Task directions:
In the course syllabus, on which days and at what time are lectures held?

Extract to read:
------------------------------------

Course Syllabus

Computational Analysis of Big Data

DIS Logo

Esri-and-Big-Data.jpg

Semester & Location:

Spring 2024 - DIS Copenhagen

Type & Credits:

Elective Course - 3 credits

Major Disciplines:

Computer Science, Information Science, Mathematics

Prerequisite:

One year of computer science at the university level and a course in algorithms and data structures. Knowledge of at least one programming language (e.g. Python, Javascript, Java, C++, Matlab).

Note: We will be using Python in this course. If you have little or no experience coding in Python, you should either follow a Python tutorial before the course starts or prepare to invest some hours getting up to speed with the language once we start.

Faculty Members:

Anders Gjølbye Madsen and William Theodor Lehn-Schiøler (current students please use the Canvas Inbox)

 

Program Director:

Natalia Landázuri Sáenz, PhD

Academic Support:

csc-engr@disstockholm.se

Lecture Time & Place:

Tuesdays and Fridays 1:15 - 2:35pm Location: F24-203

 

Course Description

Walmart started using big data even before the term became recognized. Today, industries, governments, social media platforms, finance, and organizations alike use data and analytics to optimize sales, minimize cost, and maximize reach. The ability to do so comes from the power of knowledge-based prediction, with the main goal of turning massive amounts of data into actionable information.

In this course, we will learn about Big Data and Data Science from various perspectives and gain hands-on experience with a broad selection of tools and approaches in the context of relevant use cases.

Classes will be a mix of thematic discussions, hands-on problem-solving, and project work in groups. At the end of the course, you will be able to select and use appropriate combinations of tools and approaches to tackle typical problems due to Big Data.  This is a programming intensive course with weekly programming labs and a programming final project.  We use the programming language Python.

Course Overview

The course consists of 12 sessions:

  1. Fundamentals of working with data
  2. Getting data—scraping and APIs
  3. Machine learning: Introduction
  4. Machine learning: Supervised Learning
  5. Machine learning: Unsupervised Learning
  6. Crunching Big Data with Parallelization
  7. Natural language processing
  8. Modelling Data with Complex Networks
  9. Project Proposals
  10. Lab work on project/supervision
  11. Lab work on project/supervision
  12. Project presentations

Course Elements

The following topics are covered in this course:

  • Python Programming
  • APIs and Web scraping
  • Natural language processing
  • MapReduce
  • Machine learning
  • Information Networks
  • Philosophical Considerations in Big Data
  • Ethical Considerations in Big Data

Learning Objectives

Upon completing the course, the student will be able to: 

  • Understand how Big Data fits into the context of Data Science
  • Select computational tools for performing analysis on Big Data
  • Acquire large datasets from online sources and apply Data Science tools
  • Extract knowledge and build prediction models using machine learning
  • Critically evaluate how analytical tools influence results from both a technical and ethical perspective 

 

Faculty

Anders Gjølbye Madsen

Bachelor of Science in Engineering (Artificial Intelligence and Data Analysis, Technical University of Denmark, 2019-2022), Master of Science in Engineering (Mathematical Modeling and Computation, Technical University of Denmark, 2022-2024), Master of Science (Mathematics and Computer Science, ETH Zürich, 2023-2024), Researcher at Danish Pioneer Centre for Artificial Intelligence (2022 - Present),  Machine Learning Engineer at BrainCapture (2021 - Present), Board member at Copenhagen MedTech (2022 - Present), Member of the Young Academy Panel at Danish Data Science Academy (2024 - Present)

------------------------------------

Data section:
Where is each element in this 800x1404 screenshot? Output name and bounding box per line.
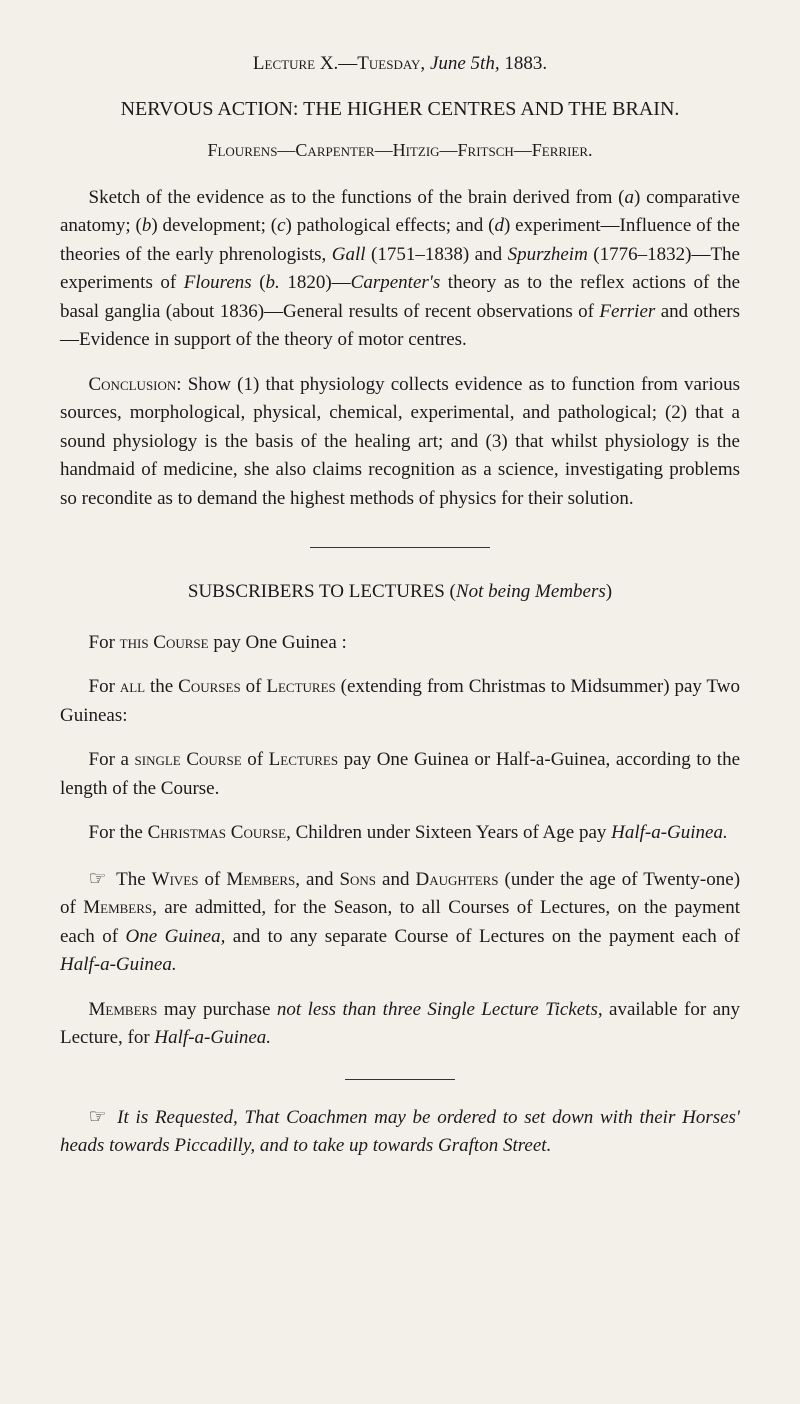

------------------------------------

Solution:
Tuesdays and Fridays, 1:15–2:35pm.